[Chart and figure data]

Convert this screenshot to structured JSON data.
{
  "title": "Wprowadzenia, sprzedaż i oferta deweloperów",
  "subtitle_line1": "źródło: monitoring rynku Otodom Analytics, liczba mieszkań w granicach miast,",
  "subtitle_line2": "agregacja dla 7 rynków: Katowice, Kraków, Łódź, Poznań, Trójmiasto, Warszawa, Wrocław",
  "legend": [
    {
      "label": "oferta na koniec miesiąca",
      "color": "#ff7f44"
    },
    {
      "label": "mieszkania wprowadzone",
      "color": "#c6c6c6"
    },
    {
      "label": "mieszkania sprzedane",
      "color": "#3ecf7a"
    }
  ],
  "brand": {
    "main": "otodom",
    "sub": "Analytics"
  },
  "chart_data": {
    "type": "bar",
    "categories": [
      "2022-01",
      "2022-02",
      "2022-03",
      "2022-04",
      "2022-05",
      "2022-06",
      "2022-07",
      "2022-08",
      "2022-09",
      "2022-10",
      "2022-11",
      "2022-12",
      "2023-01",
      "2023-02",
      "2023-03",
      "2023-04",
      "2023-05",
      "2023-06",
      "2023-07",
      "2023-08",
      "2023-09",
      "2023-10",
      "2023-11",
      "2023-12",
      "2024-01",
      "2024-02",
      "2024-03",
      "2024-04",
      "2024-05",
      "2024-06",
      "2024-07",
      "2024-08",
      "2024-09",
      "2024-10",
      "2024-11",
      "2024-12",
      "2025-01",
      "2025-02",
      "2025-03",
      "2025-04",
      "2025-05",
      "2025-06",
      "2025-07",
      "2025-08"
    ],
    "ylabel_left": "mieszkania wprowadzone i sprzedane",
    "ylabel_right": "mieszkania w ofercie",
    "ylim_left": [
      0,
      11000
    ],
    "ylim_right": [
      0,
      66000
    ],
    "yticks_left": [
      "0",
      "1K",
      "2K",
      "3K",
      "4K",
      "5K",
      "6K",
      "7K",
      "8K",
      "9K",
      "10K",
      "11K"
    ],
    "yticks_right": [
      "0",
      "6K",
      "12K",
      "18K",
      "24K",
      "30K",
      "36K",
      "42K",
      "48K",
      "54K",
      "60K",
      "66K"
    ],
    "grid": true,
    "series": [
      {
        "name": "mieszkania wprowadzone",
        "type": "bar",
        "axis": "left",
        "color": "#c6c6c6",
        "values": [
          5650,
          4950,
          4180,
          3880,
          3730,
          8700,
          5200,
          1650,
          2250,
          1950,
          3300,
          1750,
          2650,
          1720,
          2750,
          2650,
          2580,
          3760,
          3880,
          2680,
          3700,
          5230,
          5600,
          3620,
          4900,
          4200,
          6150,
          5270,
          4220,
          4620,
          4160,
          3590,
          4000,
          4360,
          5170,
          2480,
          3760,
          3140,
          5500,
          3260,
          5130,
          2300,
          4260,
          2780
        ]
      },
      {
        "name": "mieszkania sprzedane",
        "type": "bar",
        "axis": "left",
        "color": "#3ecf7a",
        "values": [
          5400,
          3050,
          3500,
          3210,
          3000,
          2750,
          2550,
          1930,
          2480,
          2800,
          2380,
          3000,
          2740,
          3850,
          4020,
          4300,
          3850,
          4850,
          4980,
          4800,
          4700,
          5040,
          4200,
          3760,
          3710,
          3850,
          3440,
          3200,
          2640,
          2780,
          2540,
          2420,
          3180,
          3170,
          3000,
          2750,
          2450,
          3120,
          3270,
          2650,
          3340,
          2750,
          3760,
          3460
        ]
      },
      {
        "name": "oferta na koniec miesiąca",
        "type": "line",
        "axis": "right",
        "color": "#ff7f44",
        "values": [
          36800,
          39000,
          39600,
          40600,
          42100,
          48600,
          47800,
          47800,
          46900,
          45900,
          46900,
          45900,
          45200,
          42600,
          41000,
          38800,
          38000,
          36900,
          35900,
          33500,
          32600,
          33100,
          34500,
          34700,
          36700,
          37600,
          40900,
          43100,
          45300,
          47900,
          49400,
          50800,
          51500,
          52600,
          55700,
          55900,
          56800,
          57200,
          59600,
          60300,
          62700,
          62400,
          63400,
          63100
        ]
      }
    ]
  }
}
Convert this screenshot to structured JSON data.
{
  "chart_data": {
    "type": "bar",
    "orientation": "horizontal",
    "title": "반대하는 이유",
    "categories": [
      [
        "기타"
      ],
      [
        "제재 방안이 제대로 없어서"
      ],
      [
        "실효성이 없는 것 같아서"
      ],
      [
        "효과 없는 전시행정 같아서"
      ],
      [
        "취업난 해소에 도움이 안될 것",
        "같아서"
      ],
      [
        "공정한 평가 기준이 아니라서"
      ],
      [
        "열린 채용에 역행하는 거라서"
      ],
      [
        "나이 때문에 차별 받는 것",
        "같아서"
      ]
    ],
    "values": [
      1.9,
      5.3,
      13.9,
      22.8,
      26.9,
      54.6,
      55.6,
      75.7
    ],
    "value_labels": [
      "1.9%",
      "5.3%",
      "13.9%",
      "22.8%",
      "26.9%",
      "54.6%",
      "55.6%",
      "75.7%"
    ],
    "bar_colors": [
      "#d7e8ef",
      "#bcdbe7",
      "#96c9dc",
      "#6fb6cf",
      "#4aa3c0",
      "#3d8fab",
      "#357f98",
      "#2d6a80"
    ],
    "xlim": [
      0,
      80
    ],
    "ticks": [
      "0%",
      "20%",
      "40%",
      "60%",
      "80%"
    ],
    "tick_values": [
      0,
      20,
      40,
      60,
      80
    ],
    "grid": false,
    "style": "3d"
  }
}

• **PROBLEM TO WORK ON**: Extract the listing in its entirety, matching it exactly.

• **TASK RESULT**:
Convert this screenshot to structured JSON data.
{
  "title": "Wprowadzenia, sprzedaż i oferta deweloperów",
  "subtitle_line1": "źródło: monitoring rynku Otodom Analytics, liczba mieszkań w granicach miast,",
  "subtitle_line2": "agregacja dla 7 rynków: Katowice, Kraków, Łódź, Poznań, Trójmiasto, Warszawa, Wrocław",
  "legend": [
    {
      "label": "oferta na koniec miesiąca",
      "color": "#ff7f44"
    },
    {
      "label": "mieszkania wprowadzone",
      "color": "#c6c6c6"
    },
    {
      "label": "mieszkania sprzedane",
      "color": "#3ecf7a"
    }
  ],
  "brand": {
    "main": "otodom",
    "sub": "Analytics"
  },
  "chart_data": {
    "type": "bar",
    "categories": [
      "2022-01",
      "2022-02",
      "2022-03",
      "2022-04",
      "2022-05",
      "2022-06",
      "2022-07",
      "2022-08",
      "2022-09",
      "2022-10",
      "2022-11",
      "2022-12",
      "2023-01",
      "2023-02",
      "2023-03",
      "2023-04",
      "2023-05",
      "2023-06",
      "2023-07",
      "2023-08",
      "2023-09",
      "2023-10",
      "2023-11",
      "2023-12",
      "2024-01",
      "2024-02",
      "2024-03",
      "2024-04",
      "2024-05",
      "2024-06",
      "2024-07",
      "2024-08",
      "2024-09",
      "2024-10",
      "2024-11",
      "2024-12",
      "2025-01",
      "2025-02",
      "2025-03",
      "2025-04",
      "2025-05",
      "2025-06",
      "2025-07",
      "2025-08"
    ],
    "ylabel_left": "mieszkania wprowadzone i sprzedane",
    "ylabel_right": "mieszkania w ofercie",
    "ylim_left": [
      0,
      11000
    ],
    "ylim_right": [
      0,
      66000
    ],
    "yticks_left": [
      "0",
      "1K",
      "2K",
      "3K",
      "4K",
      "5K",
      "6K",
      "7K",
      "8K",
      "9K",
      "10K",
      "11K"
    ],
    "yticks_right": [
      "0",
      "6K",
      "12K",
      "18K",
      "24K",
      "30K",
      "36K",
      "42K",
      "48K",
      "54K",
      "60K",
      "66K"
    ],
    "grid": true,
    "series": [
      {
        "name": "mieszkania wprowadzone",
        "type": "bar",
        "axis": "left",
        "color": "#c6c6c6",
        "values": [
          5650,
          4950,
          4180,
          3880,
          3730,
          8700,
          5200,
          1650,
          2250,
          1950,
          3300,
          1750,
          2650,
          1720,
          2750,
          2650,
          2580,
          3760,
          3880,
          2680,
          3700,
          5230,
          5600,
          3620,
          4900,
          4200,
          6150,
          5270,
          4220,
          4620,
          4160,
          3590,
          4000,
          4360,
          5170,
          2480,
          3760,
          3140,
          5500,
          3260,
          5130,
          2300,
          4260,
          2780
        ]
      },
      {
        "name": "mieszkania sprzedane",
        "type": "bar",
        "axis": "left",
        "color": "#3ecf7a",
        "values": [
          5400,
          3050,
          3500,
          3210,
          3000,
          2750,
          2550,
          1930,
          2480,
          2800,
          2380,
          3000,
          2740,
          3850,
          4020,
          4300,
          3850,
          4850,
          4980,
          4800,
          4700,
          5040,
          4200,
          3760,
          3710,
          3850,
          3440,
          3200,
          2640,
          2780,
          2540,
          2420,
          3180,
          3170,
          3000,
          2750,
          2450,
          3120,
          3270,
          2650,
          3340,
          2750,
          3760,
          3460
        ]
      },
      {
        "name": "oferta na koniec miesiąca",
        "type": "line",
        "axis": "right",
        "color": "#ff7f44",
        "values": [
          36800,
          39000,
          39600,
          40600,
          42100,
          48600,
          47800,
          47800,
          46900,
          45900,
          46900,
          45900,
          45200,
          42600,
          41000,
          38800,
          38000,
          36900,
          35900,
          33500,
          32600,
          33100,
          34500,
          34700,
          36700,
          37600,
          40900,
          43100,
          45300,
          47900,
          49400,
          50800,
          51500,
          52600,
          55700,
          55900,
          56800,
          57200,
          59600,
          60300,
          62700,
          62400,
          63400,
          63100
        ]
      }
    ]
  }
}
Convert this screenshot to structured JSON data.
{
  "chart_data": {
    "type": "bar",
    "orientation": "horizontal",
    "title": "반대하는 이유",
    "categories": [
      [
        "기타"
      ],
      [
        "제재 방안이 제대로 없어서"
      ],
      [
        "실효성이 없는 것 같아서"
      ],
      [
        "효과 없는 전시행정 같아서"
      ],
      [
        "취업난 해소에 도움이 안될 것",
        "같아서"
      ],
      [
        "공정한 평가 기준이 아니라서"
      ],
      [
        "열린 채용에 역행하는 거라서"
      ],
      [
        "나이 때문에 차별 받는 것",
        "같아서"
      ]
    ],
    "values": [
      1.9,
      5.3,
      13.9,
      22.8,
      26.9,
      54.6,
      55.6,
      75.7
    ],
    "value_labels": [
      "1.9%",
      "5.3%",
      "13.9%",
      "22.8%",
      "26.9%",
      "54.6%",
      "55.6%",
      "75.7%"
    ],
    "bar_colors": [
      "#d7e8ef",
      "#bcdbe7",
      "#96c9dc",
      "#6fb6cf",
      "#4aa3c0",
      "#3d8fab",
      "#357f98",
      "#2d6a80"
    ],
    "xlim": [
      0,
      80
    ],
    "ticks": [
      "0%",
      "20%",
      "40%",
      "60%",
      "80%"
    ],
    "tick_values": [
      0,
      20,
      40,
      60,
      80
    ],
    "grid": false,
    "style": "3d"
  }
}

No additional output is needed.